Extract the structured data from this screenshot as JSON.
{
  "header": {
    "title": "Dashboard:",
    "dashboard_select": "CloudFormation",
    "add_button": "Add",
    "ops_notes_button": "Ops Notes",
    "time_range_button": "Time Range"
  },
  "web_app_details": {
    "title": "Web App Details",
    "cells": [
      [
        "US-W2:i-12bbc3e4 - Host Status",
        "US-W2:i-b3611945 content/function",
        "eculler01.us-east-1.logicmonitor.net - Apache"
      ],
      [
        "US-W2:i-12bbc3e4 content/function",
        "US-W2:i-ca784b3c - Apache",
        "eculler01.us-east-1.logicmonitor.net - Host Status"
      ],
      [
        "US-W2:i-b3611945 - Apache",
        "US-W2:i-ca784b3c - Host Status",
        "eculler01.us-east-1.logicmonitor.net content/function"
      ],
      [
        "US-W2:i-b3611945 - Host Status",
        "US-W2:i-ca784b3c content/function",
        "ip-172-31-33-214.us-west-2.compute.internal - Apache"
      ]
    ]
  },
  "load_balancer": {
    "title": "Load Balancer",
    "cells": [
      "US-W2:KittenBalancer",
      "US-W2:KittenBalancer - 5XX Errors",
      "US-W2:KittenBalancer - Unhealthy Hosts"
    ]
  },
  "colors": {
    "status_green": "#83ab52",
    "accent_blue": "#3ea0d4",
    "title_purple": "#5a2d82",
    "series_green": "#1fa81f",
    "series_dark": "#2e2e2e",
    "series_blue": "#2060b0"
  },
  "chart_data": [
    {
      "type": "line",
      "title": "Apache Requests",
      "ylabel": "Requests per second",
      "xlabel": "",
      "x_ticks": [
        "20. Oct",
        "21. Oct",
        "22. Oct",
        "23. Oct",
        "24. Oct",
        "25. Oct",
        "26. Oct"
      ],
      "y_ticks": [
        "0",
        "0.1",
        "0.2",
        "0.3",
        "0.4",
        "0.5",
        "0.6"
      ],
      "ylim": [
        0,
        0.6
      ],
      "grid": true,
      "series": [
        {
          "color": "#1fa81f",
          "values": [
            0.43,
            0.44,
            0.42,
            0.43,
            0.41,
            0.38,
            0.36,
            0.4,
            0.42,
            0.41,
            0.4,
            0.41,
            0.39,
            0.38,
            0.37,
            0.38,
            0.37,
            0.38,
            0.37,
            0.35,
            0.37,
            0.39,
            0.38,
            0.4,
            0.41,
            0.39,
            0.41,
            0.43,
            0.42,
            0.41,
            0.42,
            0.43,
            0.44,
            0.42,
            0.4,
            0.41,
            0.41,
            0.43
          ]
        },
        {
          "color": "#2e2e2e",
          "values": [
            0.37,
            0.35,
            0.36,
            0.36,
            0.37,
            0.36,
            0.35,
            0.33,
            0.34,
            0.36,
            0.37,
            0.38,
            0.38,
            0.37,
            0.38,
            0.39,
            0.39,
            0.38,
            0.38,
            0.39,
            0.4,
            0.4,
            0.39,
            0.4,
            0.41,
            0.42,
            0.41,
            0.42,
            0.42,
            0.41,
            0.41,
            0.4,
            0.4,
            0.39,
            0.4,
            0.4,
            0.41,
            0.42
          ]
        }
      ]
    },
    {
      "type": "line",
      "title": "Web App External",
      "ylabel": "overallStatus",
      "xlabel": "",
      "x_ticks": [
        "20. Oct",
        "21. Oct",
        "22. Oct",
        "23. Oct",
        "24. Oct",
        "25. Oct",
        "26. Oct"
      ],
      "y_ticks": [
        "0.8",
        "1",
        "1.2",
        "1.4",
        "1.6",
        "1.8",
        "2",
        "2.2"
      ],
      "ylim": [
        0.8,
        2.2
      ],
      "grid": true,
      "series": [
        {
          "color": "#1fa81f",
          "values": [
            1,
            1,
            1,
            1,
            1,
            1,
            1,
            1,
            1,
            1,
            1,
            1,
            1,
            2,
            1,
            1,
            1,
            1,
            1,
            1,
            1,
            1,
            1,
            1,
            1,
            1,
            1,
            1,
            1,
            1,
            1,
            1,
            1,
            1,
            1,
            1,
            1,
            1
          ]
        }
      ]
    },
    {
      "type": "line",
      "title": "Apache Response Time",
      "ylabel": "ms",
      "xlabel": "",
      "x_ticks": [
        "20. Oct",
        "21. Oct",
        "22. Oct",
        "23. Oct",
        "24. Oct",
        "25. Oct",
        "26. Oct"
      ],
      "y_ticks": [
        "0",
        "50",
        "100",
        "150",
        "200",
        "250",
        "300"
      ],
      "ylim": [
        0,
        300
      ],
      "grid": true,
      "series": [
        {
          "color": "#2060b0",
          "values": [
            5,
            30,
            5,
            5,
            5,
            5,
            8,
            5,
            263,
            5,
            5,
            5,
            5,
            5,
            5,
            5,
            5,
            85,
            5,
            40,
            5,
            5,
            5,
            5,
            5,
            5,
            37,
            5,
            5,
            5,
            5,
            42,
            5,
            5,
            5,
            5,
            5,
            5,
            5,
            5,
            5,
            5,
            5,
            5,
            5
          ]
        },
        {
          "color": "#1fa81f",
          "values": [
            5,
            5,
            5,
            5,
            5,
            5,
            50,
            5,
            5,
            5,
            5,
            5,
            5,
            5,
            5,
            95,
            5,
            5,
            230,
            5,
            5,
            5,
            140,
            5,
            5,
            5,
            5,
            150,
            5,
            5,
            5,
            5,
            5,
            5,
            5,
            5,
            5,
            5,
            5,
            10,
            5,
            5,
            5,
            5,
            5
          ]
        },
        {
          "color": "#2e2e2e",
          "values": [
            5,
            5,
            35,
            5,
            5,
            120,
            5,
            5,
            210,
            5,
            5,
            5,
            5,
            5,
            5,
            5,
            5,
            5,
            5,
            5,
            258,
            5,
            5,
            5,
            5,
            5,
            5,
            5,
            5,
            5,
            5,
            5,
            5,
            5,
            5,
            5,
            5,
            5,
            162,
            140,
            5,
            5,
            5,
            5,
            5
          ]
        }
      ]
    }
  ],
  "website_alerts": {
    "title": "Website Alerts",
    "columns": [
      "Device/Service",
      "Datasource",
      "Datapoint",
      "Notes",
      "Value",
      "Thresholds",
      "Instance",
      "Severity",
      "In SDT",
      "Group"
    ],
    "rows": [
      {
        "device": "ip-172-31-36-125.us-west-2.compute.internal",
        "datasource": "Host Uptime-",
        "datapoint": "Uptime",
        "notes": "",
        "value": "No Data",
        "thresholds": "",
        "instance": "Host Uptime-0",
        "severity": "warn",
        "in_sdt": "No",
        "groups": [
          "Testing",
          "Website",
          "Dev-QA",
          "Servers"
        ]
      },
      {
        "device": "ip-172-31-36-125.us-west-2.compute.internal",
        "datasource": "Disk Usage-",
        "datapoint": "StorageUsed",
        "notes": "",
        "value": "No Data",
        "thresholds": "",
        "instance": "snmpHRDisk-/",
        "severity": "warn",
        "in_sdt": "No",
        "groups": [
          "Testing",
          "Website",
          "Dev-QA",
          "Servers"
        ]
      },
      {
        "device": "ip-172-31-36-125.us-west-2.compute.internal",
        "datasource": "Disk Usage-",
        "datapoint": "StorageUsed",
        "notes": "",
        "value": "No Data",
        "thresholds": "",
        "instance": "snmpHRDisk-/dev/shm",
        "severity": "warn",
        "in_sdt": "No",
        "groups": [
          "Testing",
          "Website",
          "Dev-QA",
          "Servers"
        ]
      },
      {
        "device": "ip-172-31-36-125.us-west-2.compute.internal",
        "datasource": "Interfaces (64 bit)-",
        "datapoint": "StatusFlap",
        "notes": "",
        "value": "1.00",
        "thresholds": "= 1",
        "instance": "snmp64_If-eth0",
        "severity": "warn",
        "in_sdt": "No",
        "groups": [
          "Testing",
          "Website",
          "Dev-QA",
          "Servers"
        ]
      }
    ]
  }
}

---

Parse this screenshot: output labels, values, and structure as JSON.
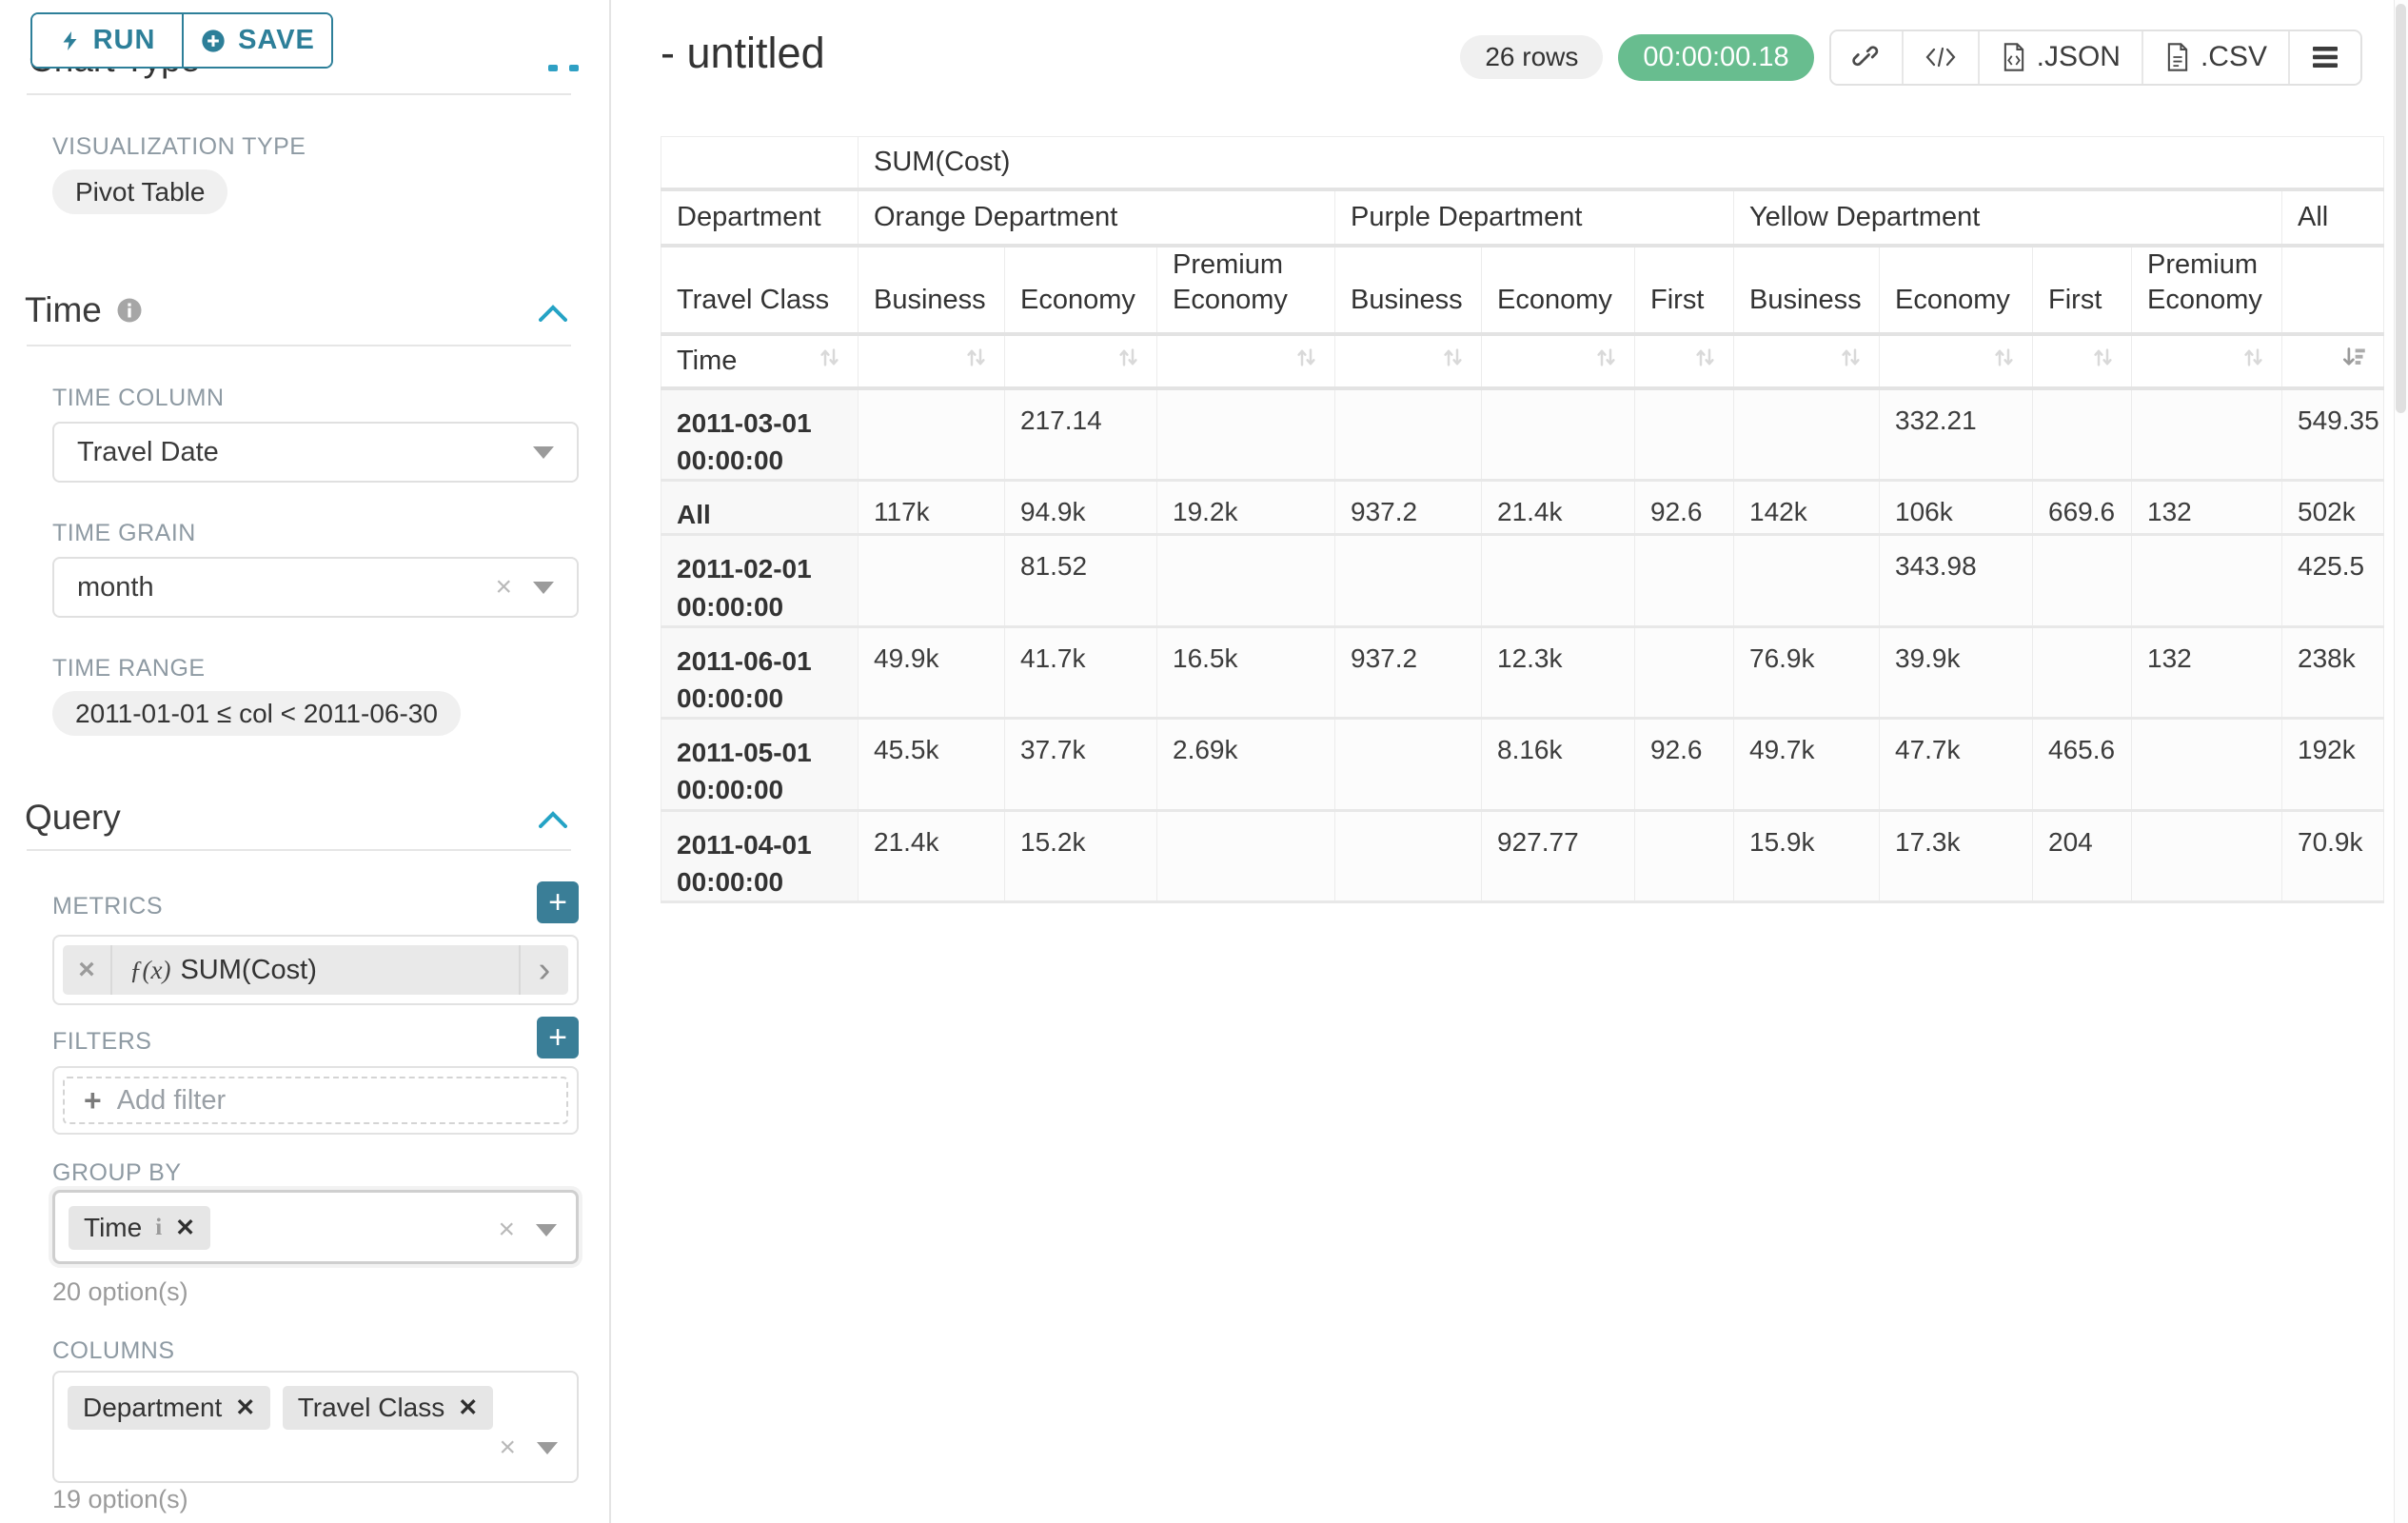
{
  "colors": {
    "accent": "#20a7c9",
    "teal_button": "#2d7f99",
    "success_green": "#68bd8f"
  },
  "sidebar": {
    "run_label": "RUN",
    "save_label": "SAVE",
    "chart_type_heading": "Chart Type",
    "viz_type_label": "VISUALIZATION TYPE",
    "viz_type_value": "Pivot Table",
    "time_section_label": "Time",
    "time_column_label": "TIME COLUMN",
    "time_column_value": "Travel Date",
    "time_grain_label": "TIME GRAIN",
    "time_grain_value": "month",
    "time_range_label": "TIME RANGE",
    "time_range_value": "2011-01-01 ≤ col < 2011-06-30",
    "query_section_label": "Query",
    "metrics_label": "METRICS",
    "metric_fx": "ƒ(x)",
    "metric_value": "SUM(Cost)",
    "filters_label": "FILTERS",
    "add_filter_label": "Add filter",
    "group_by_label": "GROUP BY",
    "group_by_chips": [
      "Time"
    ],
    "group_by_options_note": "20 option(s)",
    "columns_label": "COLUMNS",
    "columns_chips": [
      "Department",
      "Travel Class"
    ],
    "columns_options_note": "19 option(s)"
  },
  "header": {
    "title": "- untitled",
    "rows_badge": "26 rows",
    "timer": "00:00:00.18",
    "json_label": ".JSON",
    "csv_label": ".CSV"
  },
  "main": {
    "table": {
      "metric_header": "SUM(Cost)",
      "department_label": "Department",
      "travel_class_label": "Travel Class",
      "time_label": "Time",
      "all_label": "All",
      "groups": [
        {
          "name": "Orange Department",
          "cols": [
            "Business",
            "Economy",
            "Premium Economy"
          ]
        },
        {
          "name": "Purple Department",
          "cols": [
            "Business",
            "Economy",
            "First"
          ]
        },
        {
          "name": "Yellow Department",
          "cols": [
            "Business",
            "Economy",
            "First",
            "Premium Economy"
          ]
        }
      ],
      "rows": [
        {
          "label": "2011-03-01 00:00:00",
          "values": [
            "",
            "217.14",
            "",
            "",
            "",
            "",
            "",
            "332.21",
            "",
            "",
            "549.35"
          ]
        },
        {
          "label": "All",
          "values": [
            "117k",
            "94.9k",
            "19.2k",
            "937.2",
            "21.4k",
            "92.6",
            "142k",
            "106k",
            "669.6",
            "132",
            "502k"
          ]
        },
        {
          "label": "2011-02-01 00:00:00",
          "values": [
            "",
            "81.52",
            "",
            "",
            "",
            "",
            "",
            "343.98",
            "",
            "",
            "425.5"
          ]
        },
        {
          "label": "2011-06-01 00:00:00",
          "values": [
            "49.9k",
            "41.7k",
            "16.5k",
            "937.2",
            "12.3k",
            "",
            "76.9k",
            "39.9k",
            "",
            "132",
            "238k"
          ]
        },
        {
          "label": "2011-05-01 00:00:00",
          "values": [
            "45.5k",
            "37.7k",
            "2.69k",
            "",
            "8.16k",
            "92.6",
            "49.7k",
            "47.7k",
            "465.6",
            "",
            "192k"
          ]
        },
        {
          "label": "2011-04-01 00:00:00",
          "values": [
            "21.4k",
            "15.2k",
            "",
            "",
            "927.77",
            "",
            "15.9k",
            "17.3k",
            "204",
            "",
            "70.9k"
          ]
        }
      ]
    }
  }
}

(Given instruction): Count how many lines above contain the word "ylabel". Reply with the number alone.

(Reply to the exercise): 3